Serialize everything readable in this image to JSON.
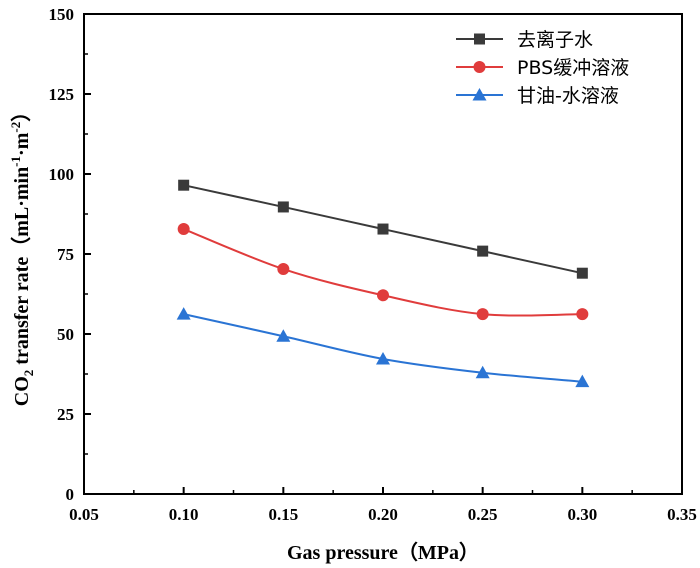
{
  "chart_data": {
    "type": "line",
    "xlabel": "Gas pressure（MPa）",
    "ylabel_prefix": "CO",
    "ylabel_sub": "2",
    "ylabel_main": " transfer rate（mL·min",
    "ylabel_sup1": "-1",
    "ylabel_mid": "·m",
    "ylabel_sup2": "-2",
    "ylabel_end": "）",
    "xlim": [
      0.05,
      0.35
    ],
    "ylim": [
      0,
      150
    ],
    "xticks": [
      "0.05",
      "0.10",
      "0.15",
      "0.20",
      "0.25",
      "0.30",
      "0.35"
    ],
    "yticks": [
      "0",
      "25",
      "50",
      "75",
      "100",
      "125",
      "150"
    ],
    "legend_position": "top-right",
    "grid": false,
    "series": [
      {
        "name": "去离子水",
        "color": "#3a3a3a",
        "marker": "square",
        "x": [
          0.1,
          0.15,
          0.2,
          0.25,
          0.3
        ],
        "y": [
          96.5,
          89.7,
          82.8,
          75.9,
          69.0
        ]
      },
      {
        "name": "PBS缓冲溶液",
        "color": "#e03c3c",
        "marker": "circle",
        "x": [
          0.1,
          0.15,
          0.2,
          0.25,
          0.3
        ],
        "y": [
          82.8,
          70.3,
          62.1,
          56.2,
          56.2
        ]
      },
      {
        "name": "甘油-水溶液",
        "color": "#2a74d4",
        "marker": "triangle",
        "x": [
          0.1,
          0.15,
          0.2,
          0.25,
          0.3
        ],
        "y": [
          56.2,
          49.3,
          42.2,
          37.9,
          35.1
        ]
      }
    ]
  }
}
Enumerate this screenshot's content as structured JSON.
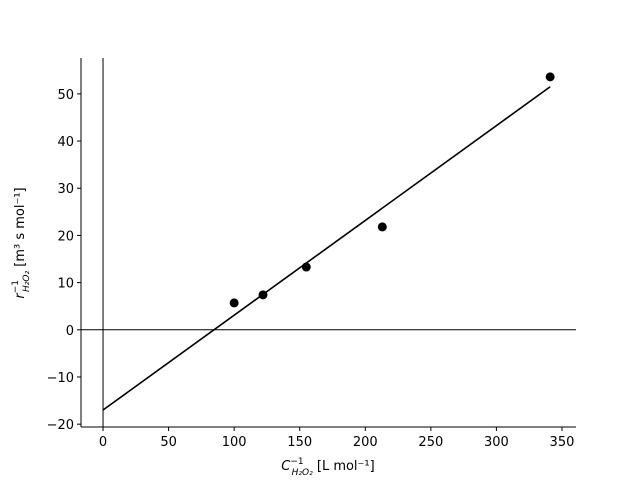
{
  "chart_data": {
    "type": "scatter",
    "x": [
      100,
      122,
      155,
      213,
      341
    ],
    "values": [
      5.7,
      7.4,
      13.3,
      21.8,
      53.6
    ],
    "color": "#000000",
    "fit_line": {
      "x": [
        0,
        341
      ],
      "values": [
        -17.0,
        51.5
      ],
      "color": "#000000"
    },
    "reference_lines": {
      "x": 0,
      "y": 0
    },
    "xlim": [
      -16.8,
      360.7
    ],
    "ylim": [
      -20.6,
      57.6
    ],
    "xticks": [
      0,
      50,
      100,
      150,
      200,
      250,
      300,
      350
    ],
    "yticks": [
      {
        "value": -20,
        "label": "−20"
      },
      {
        "value": -10,
        "label": "−10"
      },
      0,
      10,
      20,
      30,
      40,
      50
    ],
    "xlabel": {
      "symbol": "C",
      "superscript": "−1",
      "subscript": "H₂O₂",
      "unit": " [L mol⁻¹]"
    },
    "ylabel": {
      "symbol": "r",
      "superscript": "−1",
      "subscript": "H₂O₂",
      "unit": " [m³ s mol⁻¹]"
    }
  }
}
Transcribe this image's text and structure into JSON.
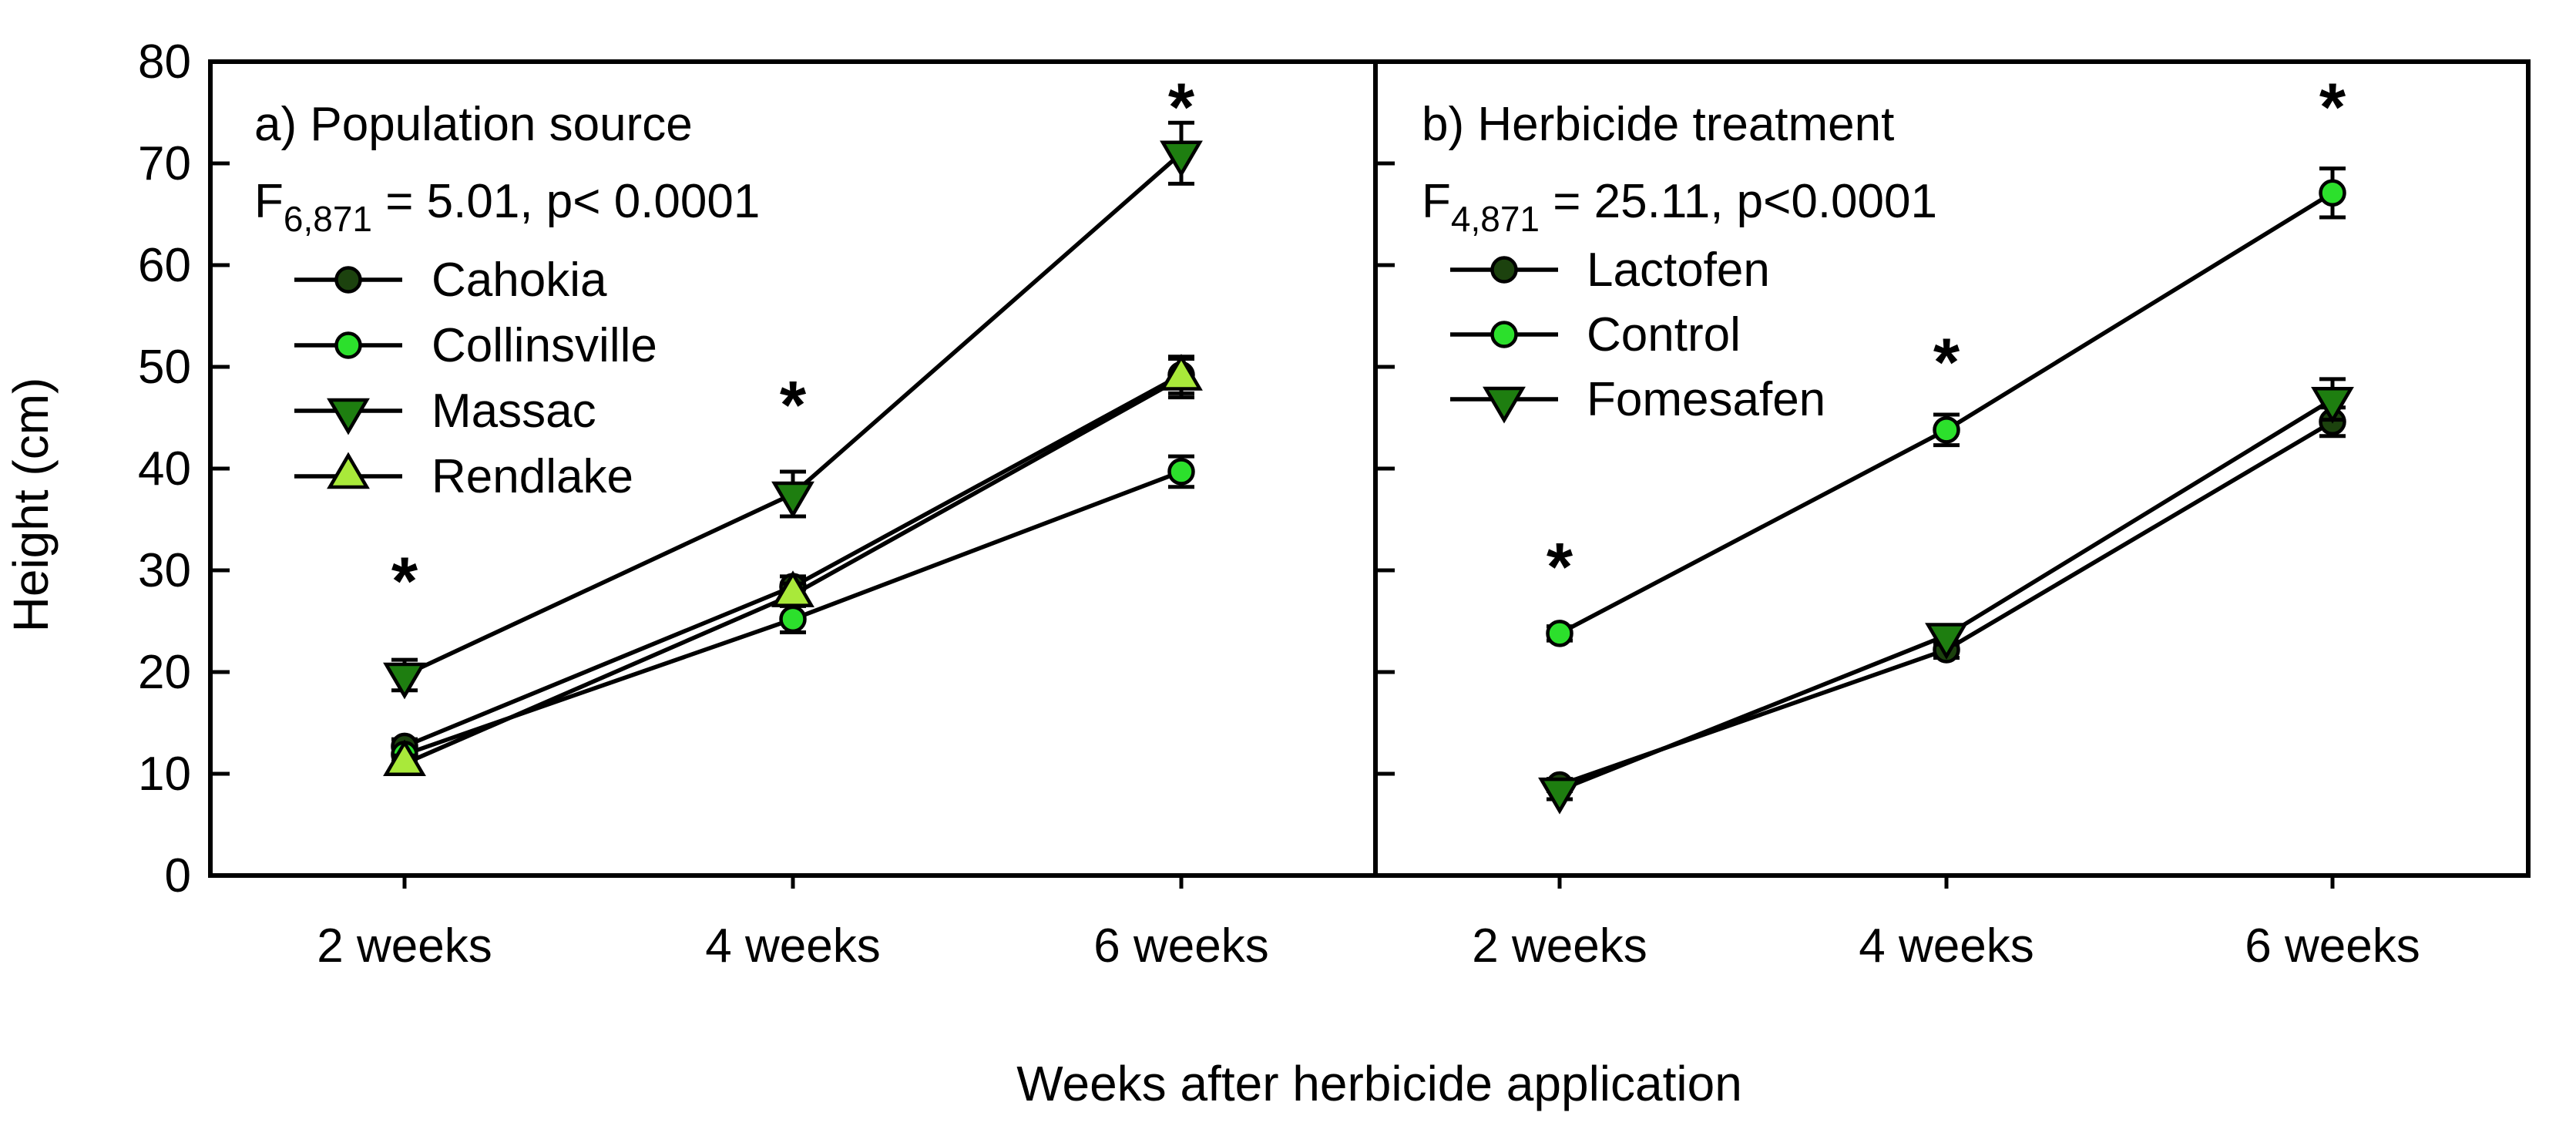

————————

**Work to do:**
Transcribe the material as is, with images omitted.

**Completed task:**
Serialize everything readable in this image to JSON.
{
  "chart_data": {
    "type": "line",
    "xlabel": "Gas pressure（MPa）",
    "ylabel_prefix": "CO",
    "ylabel_sub": "2",
    "ylabel_main": " transfer rate（mL·min",
    "ylabel_sup1": "-1",
    "ylabel_mid": "·m",
    "ylabel_sup2": "-2",
    "ylabel_end": "）",
    "xlim": [
      0.05,
      0.35
    ],
    "ylim": [
      0,
      150
    ],
    "xticks": [
      "0.05",
      "0.10",
      "0.15",
      "0.20",
      "0.25",
      "0.30",
      "0.35"
    ],
    "yticks": [
      "0",
      "25",
      "50",
      "75",
      "100",
      "125",
      "150"
    ],
    "legend_position": "top-right",
    "grid": false,
    "series": [
      {
        "name": "去离子水",
        "color": "#3a3a3a",
        "marker": "square",
        "x": [
          0.1,
          0.15,
          0.2,
          0.25,
          0.3
        ],
        "y": [
          96.5,
          89.7,
          82.8,
          75.9,
          69.0
        ]
      },
      {
        "name": "PBS缓冲溶液",
        "color": "#e03c3c",
        "marker": "circle",
        "x": [
          0.1,
          0.15,
          0.2,
          0.25,
          0.3
        ],
        "y": [
          82.8,
          70.3,
          62.1,
          56.2,
          56.2
        ]
      },
      {
        "name": "甘油-水溶液",
        "color": "#2a74d4",
        "marker": "triangle",
        "x": [
          0.1,
          0.15,
          0.2,
          0.25,
          0.3
        ],
        "y": [
          56.2,
          49.3,
          42.2,
          37.9,
          35.1
        ]
      }
    ]
  }
}
Enumerate this screenshot's content as structured JSON.
{
  "chart_data": {
    "type": "scatter",
    "x": [
      100,
      122,
      155,
      213,
      341
    ],
    "values": [
      5.7,
      7.4,
      13.3,
      21.8,
      53.6
    ],
    "color": "#000000",
    "fit_line": {
      "x": [
        0,
        341
      ],
      "values": [
        -17.0,
        51.5
      ],
      "color": "#000000"
    },
    "reference_lines": {
      "x": 0,
      "y": 0
    },
    "xlim": [
      -16.8,
      360.7
    ],
    "ylim": [
      -20.6,
      57.6
    ],
    "xticks": [
      0,
      50,
      100,
      150,
      200,
      250,
      300,
      350
    ],
    "yticks": [
      {
        "value": -20,
        "label": "−20"
      },
      {
        "value": -10,
        "label": "−10"
      },
      0,
      10,
      20,
      30,
      40,
      50
    ],
    "xlabel": {
      "symbol": "C",
      "superscript": "−1",
      "subscript": "H₂O₂",
      "unit": " [L mol⁻¹]"
    },
    "ylabel": {
      "symbol": "r",
      "superscript": "−1",
      "subscript": "H₂O₂",
      "unit": " [m³ s mol⁻¹]"
    }
  }
}
Transcribe this image's text and structure into JSON.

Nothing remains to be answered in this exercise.